> _STATED TASK_:
Reproduce the listing exactly, with no pictures in your copy.

> _INPUT DATA_:
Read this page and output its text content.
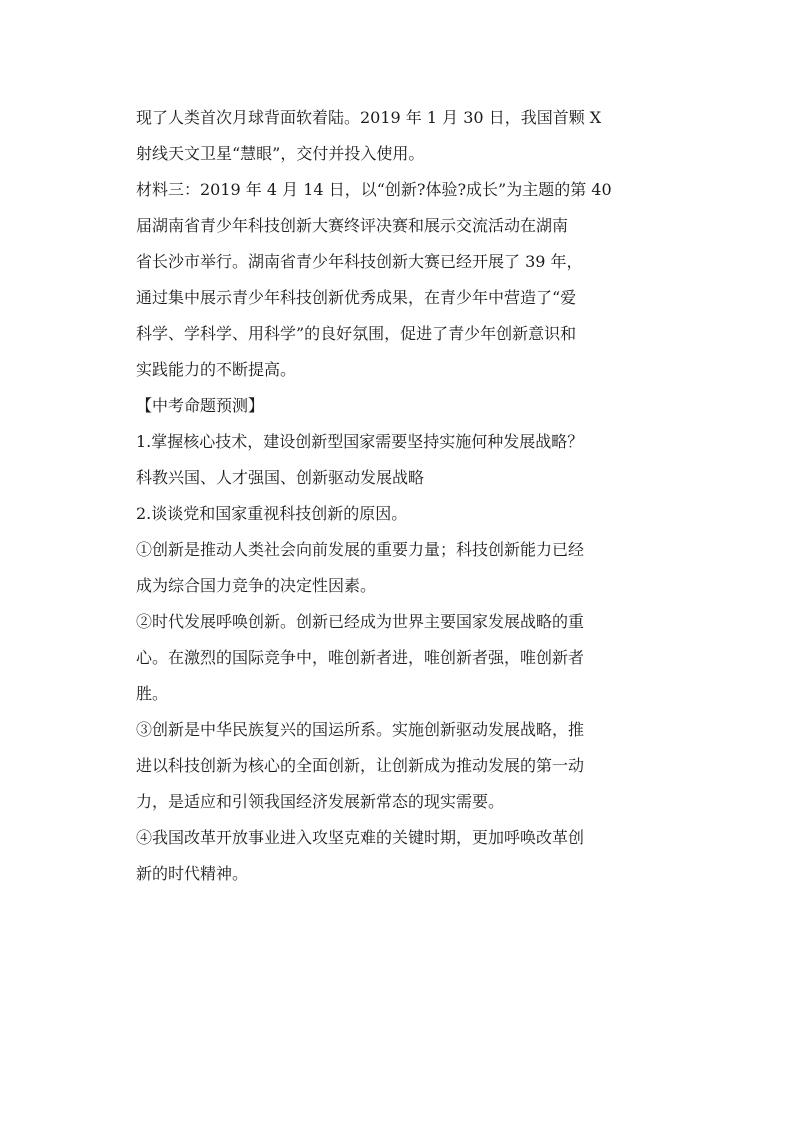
现了人类首次月球背面软着陆。2019 年 1 月 30 日，我国首颗 X
射线天文卫星“慧眼”，交付并投入使用。

材料三：2019 年 4 月 14 日，以“创新?体验?成长”为主题的第 40
届湖南省青少年科技创新大赛终评决赛和展示交流活动在湖南
省长沙市举行。湖南省青少年科技创新大赛已经开展了 39 年，
通过集中展示青少年科技创新优秀成果，在青少年中营造了“爱
科学、学科学、用科学”的良好氛围，促进了青少年创新意识和
实践能力的不断提高。

【中考命题预测】

1.掌握核心技术，建设创新型国家需要坚持实施何种发展战略？

科教兴国、人才强国、创新驱动发展战略

2.谈谈党和国家重视科技创新的原因。

①创新是推动人类社会向前发展的重要力量；科技创新能力已经
成为综合国力竞争的决定性因素。

②时代发展呼唤创新。创新已经成为世界主要国家发展战略的重
心。在激烈的国际竞争中，唯创新者进，唯创新者强，唯创新者
胜。

③创新是中华民族复兴的国运所系。实施创新驱动发展战略，推
进以科技创新为核心的全面创新，让创新成为推动发展的第一动
力，是适应和引领我国经济发展新常态的现实需要。

④我国改革开放事业进入攻坚克难的关键时期，更加呼唤改革创
新的时代精神。
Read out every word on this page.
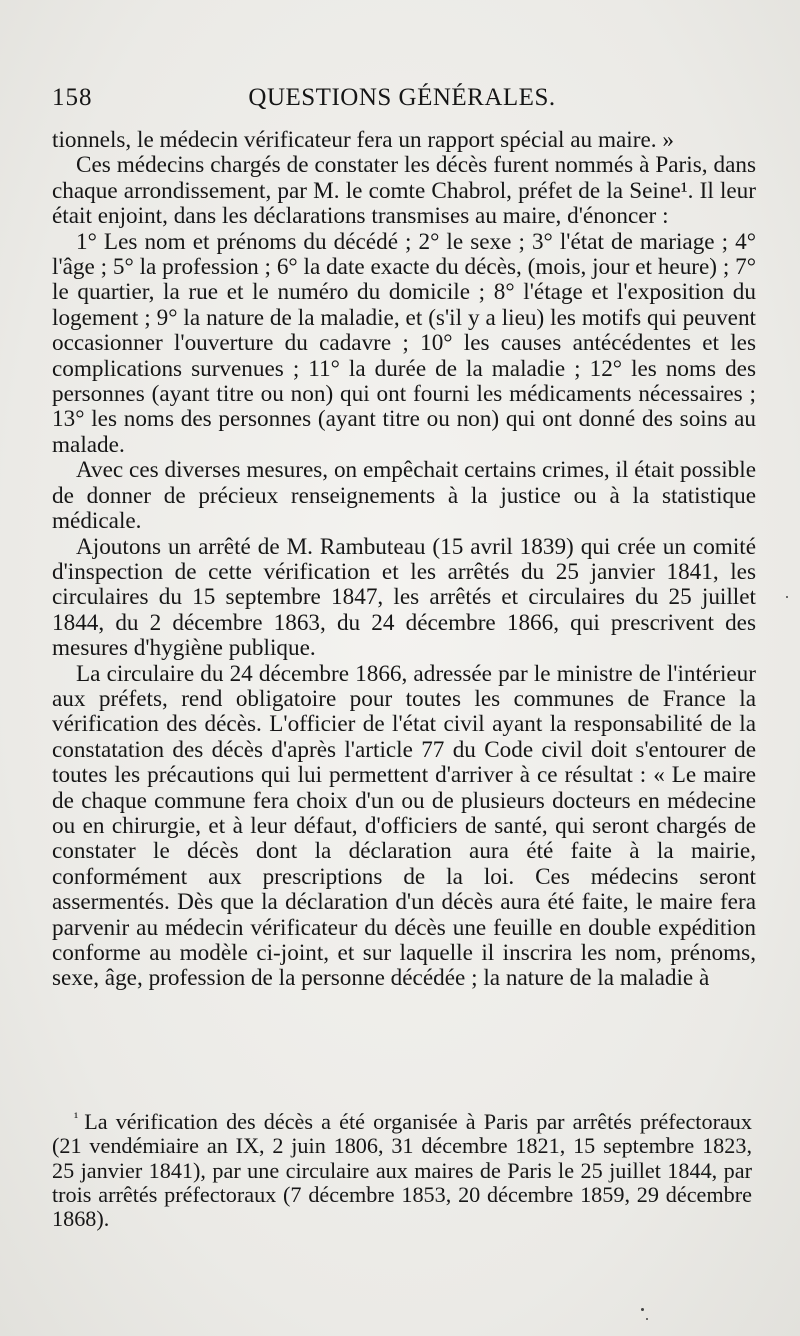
158	QUESTIONS GÉNÉRALES.

tionnels, le médecin vérificateur fera un rapport spécial au maire. »

Ces médecins chargés de constater les décès furent nommés à Paris, dans chaque arrondissement, par M. le comte Chabrol, préfet de la Seine¹. Il leur était enjoint, dans les déclarations transmises au maire, d'énoncer :

1° Les nom et prénoms du décédé ; 2° le sexe ; 3° l'état de mariage ; 4° l'âge ; 5° la profession ; 6° la date exacte du décès, (mois, jour et heure) ; 7° le quartier, la rue et le numéro du domicile ; 8° l'étage et l'exposition du logement ; 9° la nature de la maladie, et (s'il y a lieu) les motifs qui peuvent occasionner l'ouverture du cadavre ; 10° les causes antécédentes et les complications survenues ; 11° la durée de la maladie ; 12° les noms des personnes (ayant titre ou non) qui ont fourni les médicaments nécessaires ; 13° les noms des personnes (ayant titre ou non) qui ont donné des soins au malade.

Avec ces diverses mesures, on empêchait certains crimes, il était possible de donner de précieux renseignements à la justice ou à la statistique médicale.

Ajoutons un arrêté de M. Rambuteau (15 avril 1839) qui crée un comité d'inspection de cette vérification et les arrêtés du 25 janvier 1841, les circulaires du 15 septembre 1847, les arrêtés et circulaires du 25 juillet 1844, du 2 décembre 1863, du 24 décembre 1866, qui prescrivent des mesures d'hygiène publique.

La circulaire du 24 décembre 1866, adressée par le ministre de l'intérieur aux préfets, rend obligatoire pour toutes les communes de France la vérification des décès. L'officier de l'état civil ayant la responsabilité de la constatation des décès d'après l'article 77 du Code civil doit s'entourer de toutes les précautions qui lui permettent d'arriver à ce résultat : « Le maire de chaque commune fera choix d'un ou de plusieurs docteurs en médecine ou en chirurgie, et à leur défaut, d'officiers de santé, qui seront chargés de constater le décès dont la déclaration aura été faite à la mairie, conformément aux prescriptions de la loi. Ces médecins seront assermentés. Dès que la déclaration d'un décès aura été faite, le maire fera parvenir au médecin vérificateur du décès une feuille en double expédition conforme au modèle ci-joint, et sur laquelle il inscrira les nom, prénoms, sexe, âge, profession de la personne décédée ; la nature de la maladie à

$^{^1}$ La vérification des décès a été organisée à Paris par arrêtés préfectoraux (21 vendémiaire an IX, 2 juin 1806, 31 décembre 1821, 15 septembre 1823, 25 janvier 1841), par une circulaire aux maires de Paris le 25 juillet 1844, par trois arrêtés préfectoraux (7 décembre 1853, 20 décembre 1859, 29 décembre 1868).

> _COMPLETE OUTPUT_:
Read this page and output its text content.
现了人类首次月球背面软着陆。2019 年 1 月 30 日，我国首颗 X
射线天文卫星“慧眼”，交付并投入使用。

材料三：2019 年 4 月 14 日，以“创新?体验?成长”为主题的第 40
届湖南省青少年科技创新大赛终评决赛和展示交流活动在湖南
省长沙市举行。湖南省青少年科技创新大赛已经开展了 39 年，
通过集中展示青少年科技创新优秀成果，在青少年中营造了“爱
科学、学科学、用科学”的良好氛围，促进了青少年创新意识和
实践能力的不断提高。

【中考命题预测】

1.掌握核心技术，建设创新型国家需要坚持实施何种发展战略？

科教兴国、人才强国、创新驱动发展战略

2.谈谈党和国家重视科技创新的原因。

①创新是推动人类社会向前发展的重要力量；科技创新能力已经
成为综合国力竞争的决定性因素。

②时代发展呼唤创新。创新已经成为世界主要国家发展战略的重
心。在激烈的国际竞争中，唯创新者进，唯创新者强，唯创新者
胜。

③创新是中华民族复兴的国运所系。实施创新驱动发展战略，推
进以科技创新为核心的全面创新，让创新成为推动发展的第一动
力，是适应和引领我国经济发展新常态的现实需要。

④我国改革开放事业进入攻坚克难的关键时期，更加呼唤改革创
新的时代精神。
Read out every word on this page.
158	QUESTIONS GÉNÉRALES.

tionnels, le médecin vérificateur fera un rapport spécial au maire. »

Ces médecins chargés de constater les décès furent nommés à Paris, dans chaque arrondissement, par M. le comte Chabrol, préfet de la Seine¹. Il leur était enjoint, dans les déclarations transmises au maire, d'énoncer :

1° Les nom et prénoms du décédé ; 2° le sexe ; 3° l'état de mariage ; 4° l'âge ; 5° la profession ; 6° la date exacte du décès, (mois, jour et heure) ; 7° le quartier, la rue et le numéro du domicile ; 8° l'étage et l'exposition du logement ; 9° la nature de la maladie, et (s'il y a lieu) les motifs qui peuvent occasionner l'ouverture du cadavre ; 10° les causes antécédentes et les complications survenues ; 11° la durée de la maladie ; 12° les noms des personnes (ayant titre ou non) qui ont fourni les médicaments nécessaires ; 13° les noms des personnes (ayant titre ou non) qui ont donné des soins au malade.

Avec ces diverses mesures, on empêchait certains crimes, il était possible de donner de précieux renseignements à la justice ou à la statistique médicale.

Ajoutons un arrêté de M. Rambuteau (15 avril 1839) qui crée un comité d'inspection de cette vérification et les arrêtés du 25 janvier 1841, les circulaires du 15 septembre 1847, les arrêtés et circulaires du 25 juillet 1844, du 2 décembre 1863, du 24 décembre 1866, qui prescrivent des mesures d'hygiène publique.

La circulaire du 24 décembre 1866, adressée par le ministre de l'intérieur aux préfets, rend obligatoire pour toutes les communes de France la vérification des décès. L'officier de l'état civil ayant la responsabilité de la constatation des décès d'après l'article 77 du Code civil doit s'entourer de toutes les précautions qui lui permettent d'arriver à ce résultat : « Le maire de chaque commune fera choix d'un ou de plusieurs docteurs en médecine ou en chirurgie, et à leur défaut, d'officiers de santé, qui seront chargés de constater le décès dont la déclaration aura été faite à la mairie, conformément aux prescriptions de la loi. Ces médecins seront assermentés. Dès que la déclaration d'un décès aura été faite, le maire fera parvenir au médecin vérificateur du décès une feuille en double expédition conforme au modèle ci-joint, et sur laquelle il inscrira les nom, prénoms, sexe, âge, profession de la personne décédée ; la nature de la maladie à

$^{^1}$ La vérification des décès a été organisée à Paris par arrêtés préfectoraux (21 vendémiaire an IX, 2 juin 1806, 31 décembre 1821, 15 septembre 1823, 25 janvier 1841), par une circulaire aux maires de Paris le 25 juillet 1844, par trois arrêtés préfectoraux (7 décembre 1853, 20 décembre 1859, 29 décembre 1868).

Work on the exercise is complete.